Set down the full listing exactly as given. Any pictures are to be left out.

[START OF DATA SHOWN]

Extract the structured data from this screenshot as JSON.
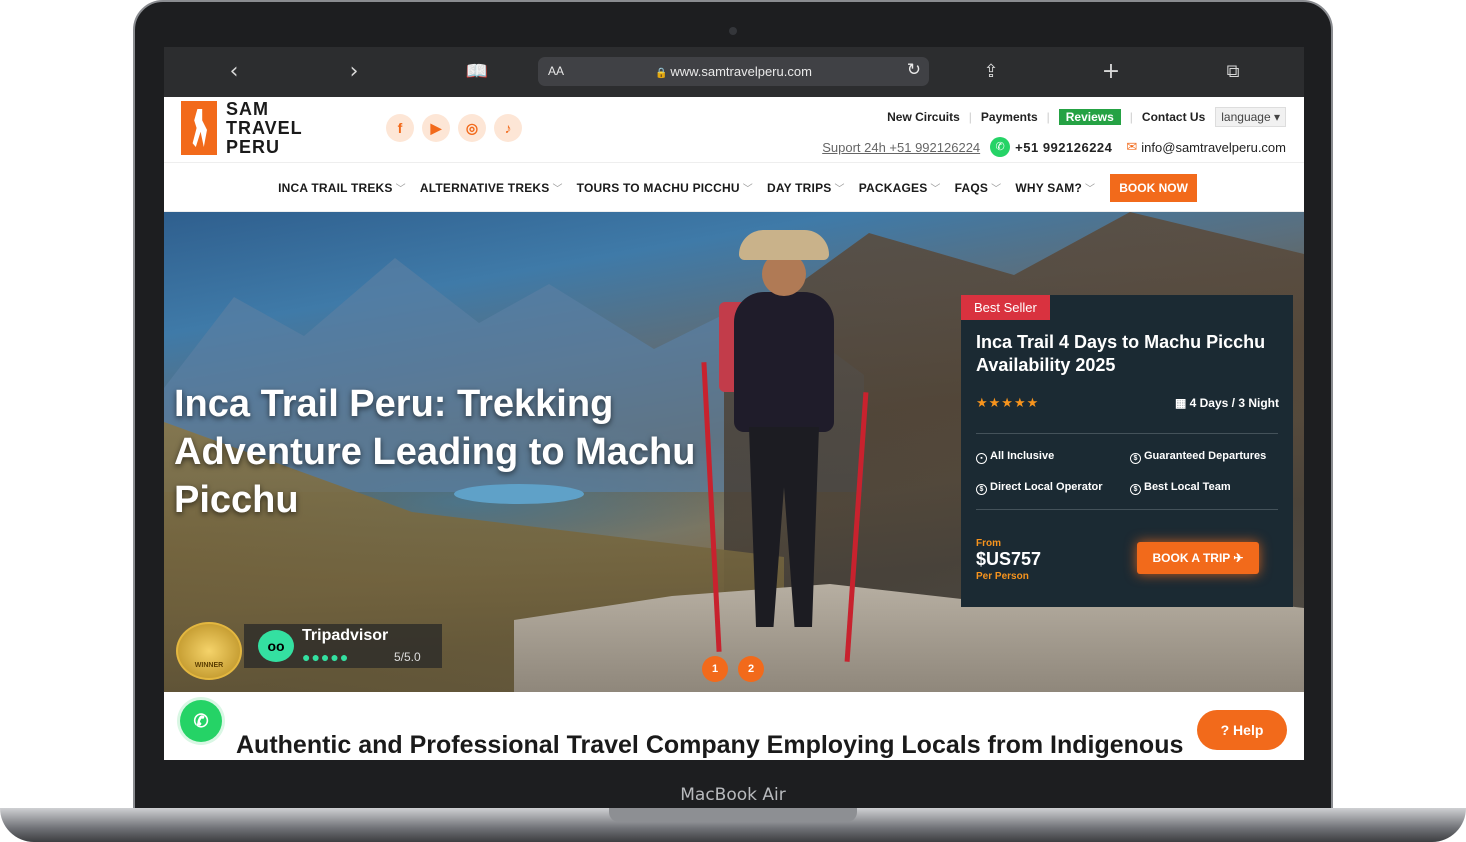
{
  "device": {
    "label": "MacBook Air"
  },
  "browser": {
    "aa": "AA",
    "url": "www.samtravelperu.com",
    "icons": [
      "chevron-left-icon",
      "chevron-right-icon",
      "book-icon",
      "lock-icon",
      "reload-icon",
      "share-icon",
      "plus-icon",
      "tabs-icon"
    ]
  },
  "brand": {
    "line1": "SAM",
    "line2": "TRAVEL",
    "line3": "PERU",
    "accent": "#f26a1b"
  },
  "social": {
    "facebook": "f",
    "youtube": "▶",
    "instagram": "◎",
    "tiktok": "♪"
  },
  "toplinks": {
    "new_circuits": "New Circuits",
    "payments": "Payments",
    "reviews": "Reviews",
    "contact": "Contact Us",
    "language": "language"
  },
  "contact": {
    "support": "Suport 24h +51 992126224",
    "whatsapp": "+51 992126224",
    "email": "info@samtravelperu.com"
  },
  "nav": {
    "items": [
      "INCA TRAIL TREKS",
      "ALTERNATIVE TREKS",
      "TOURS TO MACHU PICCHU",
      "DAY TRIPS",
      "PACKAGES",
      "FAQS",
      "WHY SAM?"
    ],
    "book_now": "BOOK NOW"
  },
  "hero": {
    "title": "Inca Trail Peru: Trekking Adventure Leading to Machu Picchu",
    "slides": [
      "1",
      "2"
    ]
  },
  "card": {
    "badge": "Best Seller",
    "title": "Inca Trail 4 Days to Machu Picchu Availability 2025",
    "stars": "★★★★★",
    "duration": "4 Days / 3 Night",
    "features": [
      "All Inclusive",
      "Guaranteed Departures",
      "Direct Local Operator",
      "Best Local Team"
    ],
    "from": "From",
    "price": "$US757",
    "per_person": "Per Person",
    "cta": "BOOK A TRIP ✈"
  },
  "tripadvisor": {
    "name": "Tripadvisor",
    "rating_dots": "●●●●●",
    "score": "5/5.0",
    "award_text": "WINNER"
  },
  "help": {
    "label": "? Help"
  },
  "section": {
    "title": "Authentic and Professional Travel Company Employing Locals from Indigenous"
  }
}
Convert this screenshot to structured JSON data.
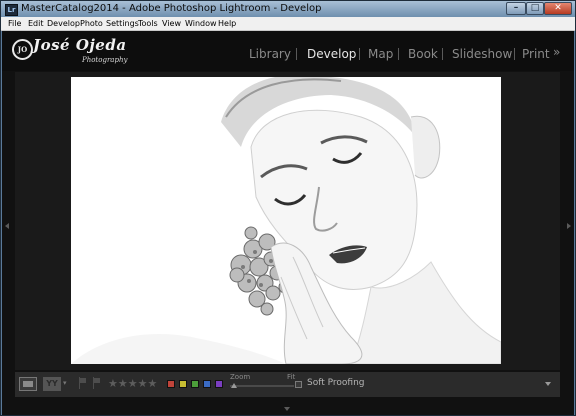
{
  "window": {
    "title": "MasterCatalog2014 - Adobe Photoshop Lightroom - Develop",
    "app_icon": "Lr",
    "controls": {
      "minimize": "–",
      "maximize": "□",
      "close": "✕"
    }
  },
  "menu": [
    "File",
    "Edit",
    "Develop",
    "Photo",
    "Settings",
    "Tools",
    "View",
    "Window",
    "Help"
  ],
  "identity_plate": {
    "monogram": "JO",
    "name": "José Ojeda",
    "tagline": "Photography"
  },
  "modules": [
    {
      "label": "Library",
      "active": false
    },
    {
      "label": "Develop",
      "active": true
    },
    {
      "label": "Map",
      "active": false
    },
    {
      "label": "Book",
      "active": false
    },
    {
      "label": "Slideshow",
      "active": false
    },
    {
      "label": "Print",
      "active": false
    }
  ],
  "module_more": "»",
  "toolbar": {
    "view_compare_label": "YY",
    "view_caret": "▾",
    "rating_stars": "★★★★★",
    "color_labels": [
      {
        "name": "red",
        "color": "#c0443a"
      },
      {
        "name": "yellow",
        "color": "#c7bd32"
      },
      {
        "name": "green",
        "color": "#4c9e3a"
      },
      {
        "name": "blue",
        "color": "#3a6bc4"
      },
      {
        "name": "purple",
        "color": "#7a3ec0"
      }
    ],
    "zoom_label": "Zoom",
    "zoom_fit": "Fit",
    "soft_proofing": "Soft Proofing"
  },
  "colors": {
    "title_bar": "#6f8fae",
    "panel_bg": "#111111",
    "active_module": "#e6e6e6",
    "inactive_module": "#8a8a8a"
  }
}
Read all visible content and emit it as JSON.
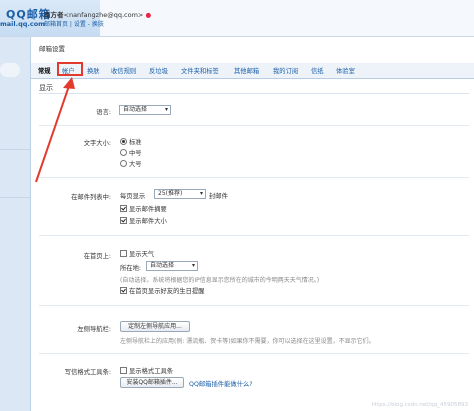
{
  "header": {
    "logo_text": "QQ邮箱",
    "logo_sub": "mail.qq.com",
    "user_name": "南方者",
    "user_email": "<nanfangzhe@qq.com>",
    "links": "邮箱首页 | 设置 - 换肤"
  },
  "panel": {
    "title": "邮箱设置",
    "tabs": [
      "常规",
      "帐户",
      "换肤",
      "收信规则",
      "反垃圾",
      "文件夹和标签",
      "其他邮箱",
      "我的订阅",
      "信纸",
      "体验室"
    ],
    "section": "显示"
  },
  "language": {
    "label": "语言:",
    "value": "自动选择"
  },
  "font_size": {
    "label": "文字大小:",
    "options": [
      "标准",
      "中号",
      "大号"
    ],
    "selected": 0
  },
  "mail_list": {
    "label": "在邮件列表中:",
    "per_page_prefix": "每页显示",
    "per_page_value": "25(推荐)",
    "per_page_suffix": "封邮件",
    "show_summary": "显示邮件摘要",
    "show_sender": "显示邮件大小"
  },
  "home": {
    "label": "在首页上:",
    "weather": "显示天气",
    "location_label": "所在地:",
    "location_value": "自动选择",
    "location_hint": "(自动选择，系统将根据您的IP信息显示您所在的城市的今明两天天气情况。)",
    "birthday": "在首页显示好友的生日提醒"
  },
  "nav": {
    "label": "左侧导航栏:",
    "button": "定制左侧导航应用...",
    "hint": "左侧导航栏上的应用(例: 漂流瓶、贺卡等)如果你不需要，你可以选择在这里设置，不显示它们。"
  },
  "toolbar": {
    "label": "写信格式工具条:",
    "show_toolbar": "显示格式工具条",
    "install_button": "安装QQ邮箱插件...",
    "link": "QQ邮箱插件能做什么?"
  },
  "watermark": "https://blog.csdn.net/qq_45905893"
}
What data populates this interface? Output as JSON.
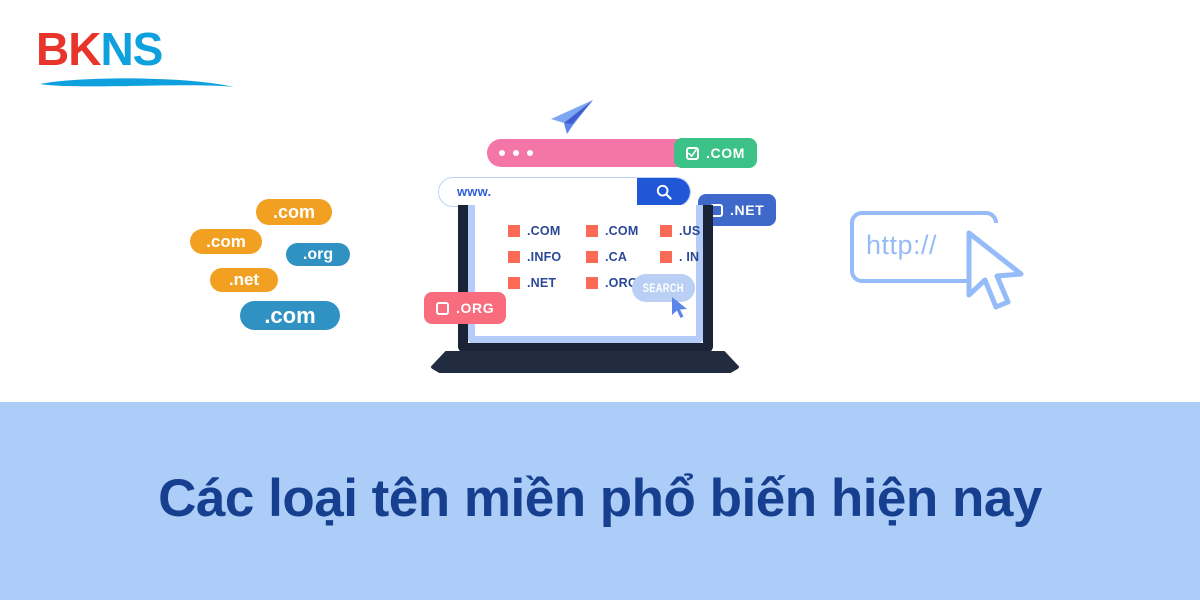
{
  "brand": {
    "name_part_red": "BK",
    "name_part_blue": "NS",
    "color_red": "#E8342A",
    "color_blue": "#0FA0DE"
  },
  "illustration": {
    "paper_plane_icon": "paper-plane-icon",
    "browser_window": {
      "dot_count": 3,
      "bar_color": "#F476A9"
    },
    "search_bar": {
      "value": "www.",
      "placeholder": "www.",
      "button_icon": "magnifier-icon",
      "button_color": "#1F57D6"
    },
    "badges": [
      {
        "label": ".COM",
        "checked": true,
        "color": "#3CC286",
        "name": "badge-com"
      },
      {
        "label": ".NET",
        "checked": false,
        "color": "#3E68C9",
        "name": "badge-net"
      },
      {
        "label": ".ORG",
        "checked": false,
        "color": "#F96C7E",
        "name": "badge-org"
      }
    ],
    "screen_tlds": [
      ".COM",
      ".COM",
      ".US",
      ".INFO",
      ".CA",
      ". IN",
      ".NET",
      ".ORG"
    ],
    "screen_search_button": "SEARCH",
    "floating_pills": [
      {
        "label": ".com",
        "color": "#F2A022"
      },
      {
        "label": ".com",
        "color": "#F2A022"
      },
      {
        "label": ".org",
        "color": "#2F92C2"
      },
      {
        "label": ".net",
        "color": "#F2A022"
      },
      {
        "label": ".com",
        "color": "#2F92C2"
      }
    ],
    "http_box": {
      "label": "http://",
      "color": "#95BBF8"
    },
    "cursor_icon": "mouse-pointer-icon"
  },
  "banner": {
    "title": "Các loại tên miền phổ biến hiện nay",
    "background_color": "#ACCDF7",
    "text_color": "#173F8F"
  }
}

[END OF DATA SHOWN]

TASK OUTPUT ::
Extract the structured data from this screenshot as JSON.
{
  "device": {
    "label": "MacBook Air"
  },
  "browser": {
    "aa": "AA",
    "url": "www.samtravelperu.com",
    "icons": [
      "chevron-left-icon",
      "chevron-right-icon",
      "book-icon",
      "lock-icon",
      "reload-icon",
      "share-icon",
      "plus-icon",
      "tabs-icon"
    ]
  },
  "brand": {
    "line1": "SAM",
    "line2": "TRAVEL",
    "line3": "PERU",
    "accent": "#f26a1b"
  },
  "social": {
    "facebook": "f",
    "youtube": "▶",
    "instagram": "◎",
    "tiktok": "♪"
  },
  "toplinks": {
    "new_circuits": "New Circuits",
    "payments": "Payments",
    "reviews": "Reviews",
    "contact": "Contact Us",
    "language": "language"
  },
  "contact": {
    "support": "Suport 24h +51 992126224",
    "whatsapp": "+51 992126224",
    "email": "info@samtravelperu.com"
  },
  "nav": {
    "items": [
      "INCA TRAIL TREKS",
      "ALTERNATIVE TREKS",
      "TOURS TO MACHU PICCHU",
      "DAY TRIPS",
      "PACKAGES",
      "FAQS",
      "WHY SAM?"
    ],
    "book_now": "BOOK NOW"
  },
  "hero": {
    "title": "Inca Trail Peru: Trekking Adventure Leading to Machu Picchu",
    "slides": [
      "1",
      "2"
    ]
  },
  "card": {
    "badge": "Best Seller",
    "title": "Inca Trail 4 Days to Machu Picchu Availability 2025",
    "stars": "★★★★★",
    "duration": "4 Days / 3 Night",
    "features": [
      "All Inclusive",
      "Guaranteed Departures",
      "Direct Local Operator",
      "Best Local Team"
    ],
    "from": "From",
    "price": "$US757",
    "per_person": "Per Person",
    "cta": "BOOK A TRIP ✈"
  },
  "tripadvisor": {
    "name": "Tripadvisor",
    "rating_dots": "●●●●●",
    "score": "5/5.0",
    "award_text": "WINNER"
  },
  "help": {
    "label": "? Help"
  },
  "section": {
    "title": "Authentic and Professional Travel Company Employing Locals from Indigenous"
  }
}
Convert this screenshot to structured JSON data.
{
  "window": {
    "title": "MasterCatalog2014 - Adobe Photoshop Lightroom - Develop",
    "app_icon": "Lr",
    "controls": {
      "minimize": "–",
      "maximize": "□",
      "close": "✕"
    }
  },
  "menu": [
    "File",
    "Edit",
    "Develop",
    "Photo",
    "Settings",
    "Tools",
    "View",
    "Window",
    "Help"
  ],
  "identity_plate": {
    "monogram": "JO",
    "name": "José Ojeda",
    "tagline": "Photography"
  },
  "modules": [
    {
      "label": "Library",
      "active": false
    },
    {
      "label": "Develop",
      "active": true
    },
    {
      "label": "Map",
      "active": false
    },
    {
      "label": "Book",
      "active": false
    },
    {
      "label": "Slideshow",
      "active": false
    },
    {
      "label": "Print",
      "active": false
    }
  ],
  "module_more": "»",
  "toolbar": {
    "view_compare_label": "YY",
    "view_caret": "▾",
    "rating_stars": "★★★★★",
    "color_labels": [
      {
        "name": "red",
        "color": "#c0443a"
      },
      {
        "name": "yellow",
        "color": "#c7bd32"
      },
      {
        "name": "green",
        "color": "#4c9e3a"
      },
      {
        "name": "blue",
        "color": "#3a6bc4"
      },
      {
        "name": "purple",
        "color": "#7a3ec0"
      }
    ],
    "zoom_label": "Zoom",
    "zoom_fit": "Fit",
    "soft_proofing": "Soft Proofing"
  },
  "colors": {
    "title_bar": "#6f8fae",
    "panel_bg": "#111111",
    "active_module": "#e6e6e6",
    "inactive_module": "#8a8a8a"
  }
}
Read all visible content and emit it as JSON.
{
  "header": {
    "logo_text": "QQ邮箱",
    "logo_sub": "mail.qq.com",
    "user_name": "南方者",
    "user_email": "<nanfangzhe@qq.com>",
    "links": "邮箱首页 | 设置 - 换肤"
  },
  "panel": {
    "title": "邮箱设置",
    "tabs": [
      "常规",
      "帐户",
      "换肤",
      "收信规则",
      "反垃圾",
      "文件夹和标签",
      "其他邮箱",
      "我的订阅",
      "信纸",
      "体验室"
    ],
    "section": "显示"
  },
  "language": {
    "label": "语言:",
    "value": "自动选择"
  },
  "font_size": {
    "label": "文字大小:",
    "options": [
      "标准",
      "中号",
      "大号"
    ],
    "selected": 0
  },
  "mail_list": {
    "label": "在邮件列表中:",
    "per_page_prefix": "每页显示",
    "per_page_value": "25(推荐)",
    "per_page_suffix": "封邮件",
    "show_summary": "显示邮件摘要",
    "show_sender": "显示邮件大小"
  },
  "home": {
    "label": "在首页上:",
    "weather": "显示天气",
    "location_label": "所在地:",
    "location_value": "自动选择",
    "location_hint": "(自动选择，系统将根据您的IP信息显示您所在的城市的今明两天天气情况。)",
    "birthday": "在首页显示好友的生日提醒"
  },
  "nav": {
    "label": "左侧导航栏:",
    "button": "定制左侧导航应用...",
    "hint": "左侧导航栏上的应用(例: 漂流瓶、贺卡等)如果你不需要，你可以选择在这里设置，不显示它们。"
  },
  "toolbar": {
    "label": "写信格式工具条:",
    "show_toolbar": "显示格式工具条",
    "install_button": "安装QQ邮箱插件...",
    "link": "QQ邮箱插件能做什么?"
  },
  "watermark": "https://blog.csdn.net/qq_45905893"
}
What data populates this interface? Output as JSON.
{
  "brand": {
    "name_part_red": "BK",
    "name_part_blue": "NS",
    "color_red": "#E8342A",
    "color_blue": "#0FA0DE"
  },
  "illustration": {
    "paper_plane_icon": "paper-plane-icon",
    "browser_window": {
      "dot_count": 3,
      "bar_color": "#F476A9"
    },
    "search_bar": {
      "value": "www.",
      "placeholder": "www.",
      "button_icon": "magnifier-icon",
      "button_color": "#1F57D6"
    },
    "badges": [
      {
        "label": ".COM",
        "checked": true,
        "color": "#3CC286",
        "name": "badge-com"
      },
      {
        "label": ".NET",
        "checked": false,
        "color": "#3E68C9",
        "name": "badge-net"
      },
      {
        "label": ".ORG",
        "checked": false,
        "color": "#F96C7E",
        "name": "badge-org"
      }
    ],
    "screen_tlds": [
      ".COM",
      ".COM",
      ".US",
      ".INFO",
      ".CA",
      ". IN",
      ".NET",
      ".ORG"
    ],
    "screen_search_button": "SEARCH",
    "floating_pills": [
      {
        "label": ".com",
        "color": "#F2A022"
      },
      {
        "label": ".com",
        "color": "#F2A022"
      },
      {
        "label": ".org",
        "color": "#2F92C2"
      },
      {
        "label": ".net",
        "color": "#F2A022"
      },
      {
        "label": ".com",
        "color": "#2F92C2"
      }
    ],
    "http_box": {
      "label": "http://",
      "color": "#95BBF8"
    },
    "cursor_icon": "mouse-pointer-icon"
  },
  "banner": {
    "title": "Các loại tên miền phổ biến hiện nay",
    "background_color": "#ACCDF7",
    "text_color": "#173F8F"
  }
}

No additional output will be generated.